== Short problem ==
Below are the records; collect from them each line containing the string "compound".

-- BEGIN --

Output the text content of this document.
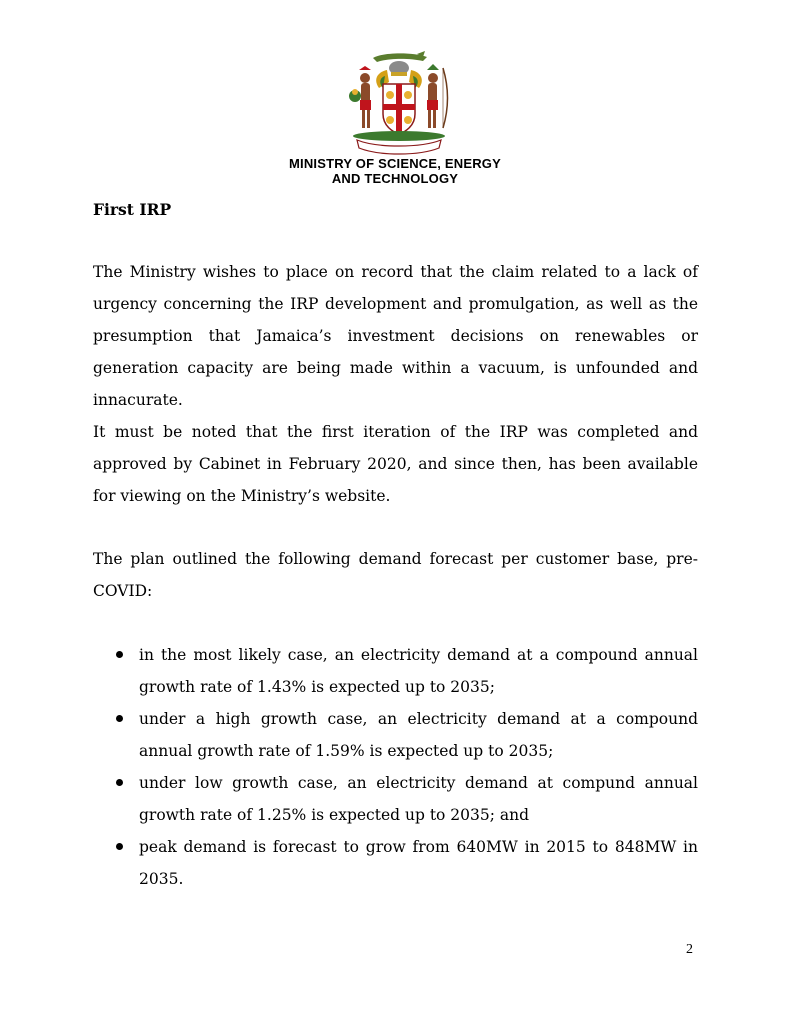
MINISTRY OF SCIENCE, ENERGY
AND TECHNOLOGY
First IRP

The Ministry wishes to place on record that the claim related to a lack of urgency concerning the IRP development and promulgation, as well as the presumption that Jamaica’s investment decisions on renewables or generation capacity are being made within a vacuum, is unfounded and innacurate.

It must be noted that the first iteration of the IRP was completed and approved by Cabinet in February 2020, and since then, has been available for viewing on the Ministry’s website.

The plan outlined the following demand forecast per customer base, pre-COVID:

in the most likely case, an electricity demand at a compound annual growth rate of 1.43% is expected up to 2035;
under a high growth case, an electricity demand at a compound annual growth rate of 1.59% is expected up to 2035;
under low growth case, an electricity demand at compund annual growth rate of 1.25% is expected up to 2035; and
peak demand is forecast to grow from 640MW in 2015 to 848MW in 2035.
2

-- END --
-- BEGIN --

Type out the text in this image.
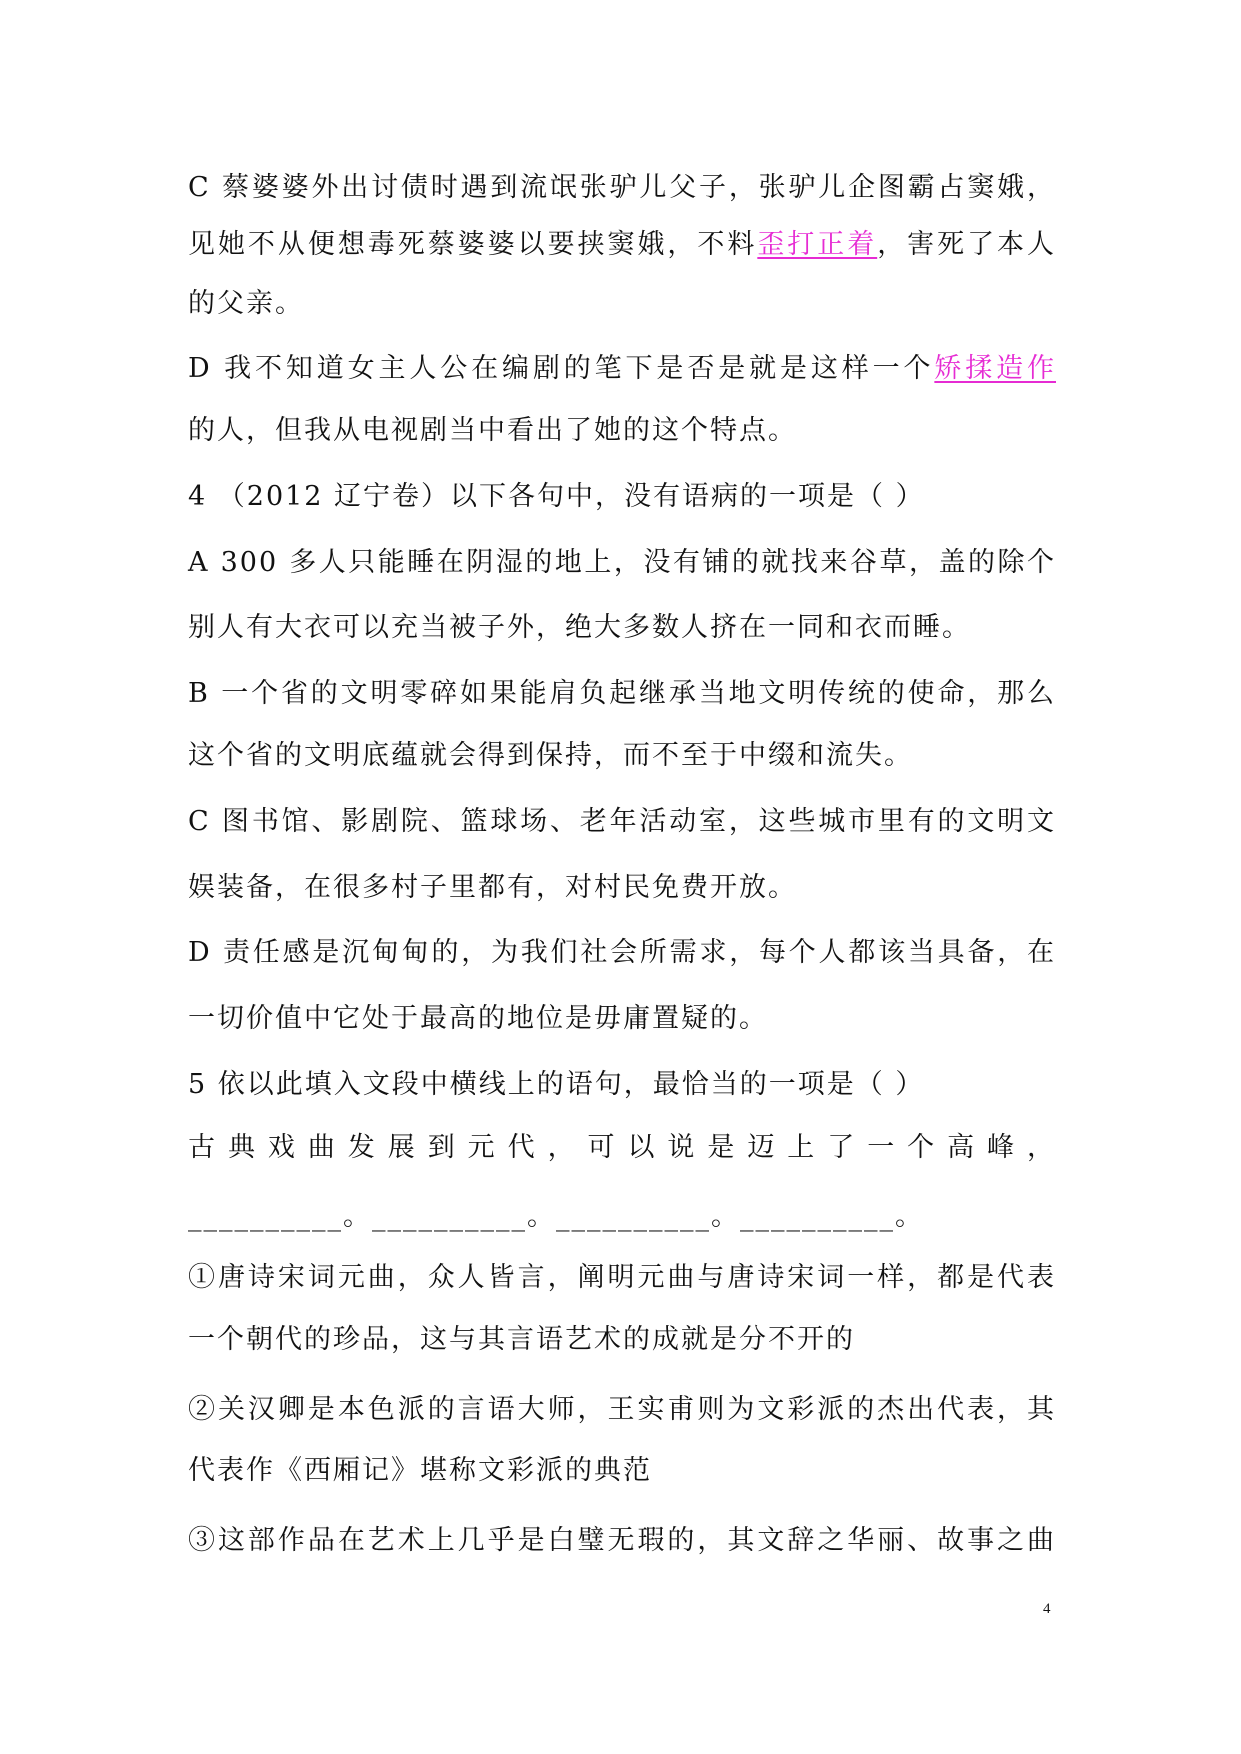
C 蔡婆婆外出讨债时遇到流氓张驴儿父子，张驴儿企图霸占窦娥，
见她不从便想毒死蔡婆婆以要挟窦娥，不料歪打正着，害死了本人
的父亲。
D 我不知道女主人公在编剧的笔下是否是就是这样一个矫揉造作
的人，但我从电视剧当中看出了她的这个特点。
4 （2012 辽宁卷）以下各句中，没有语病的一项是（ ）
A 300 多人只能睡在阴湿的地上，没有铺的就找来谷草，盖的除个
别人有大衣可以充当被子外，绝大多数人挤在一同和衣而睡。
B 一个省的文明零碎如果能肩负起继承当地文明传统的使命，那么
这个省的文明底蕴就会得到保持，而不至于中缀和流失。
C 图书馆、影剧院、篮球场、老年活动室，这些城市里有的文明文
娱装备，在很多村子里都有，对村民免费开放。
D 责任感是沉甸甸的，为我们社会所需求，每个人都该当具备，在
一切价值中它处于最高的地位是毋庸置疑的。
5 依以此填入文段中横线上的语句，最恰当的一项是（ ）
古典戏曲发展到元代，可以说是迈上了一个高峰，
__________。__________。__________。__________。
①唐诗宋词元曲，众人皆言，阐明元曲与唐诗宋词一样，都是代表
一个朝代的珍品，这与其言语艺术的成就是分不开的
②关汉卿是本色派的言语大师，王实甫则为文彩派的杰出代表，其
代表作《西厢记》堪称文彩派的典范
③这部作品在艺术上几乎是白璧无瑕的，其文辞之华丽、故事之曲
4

-- END --

== Answer to this exercise ==
in the most likely case, an electricity demand at a compound annual growth rate of 1.43% is expected up to 2035;
under a high growth case, an electricity demand at a compound annual growth rate of 1.59% is expected up to 2035;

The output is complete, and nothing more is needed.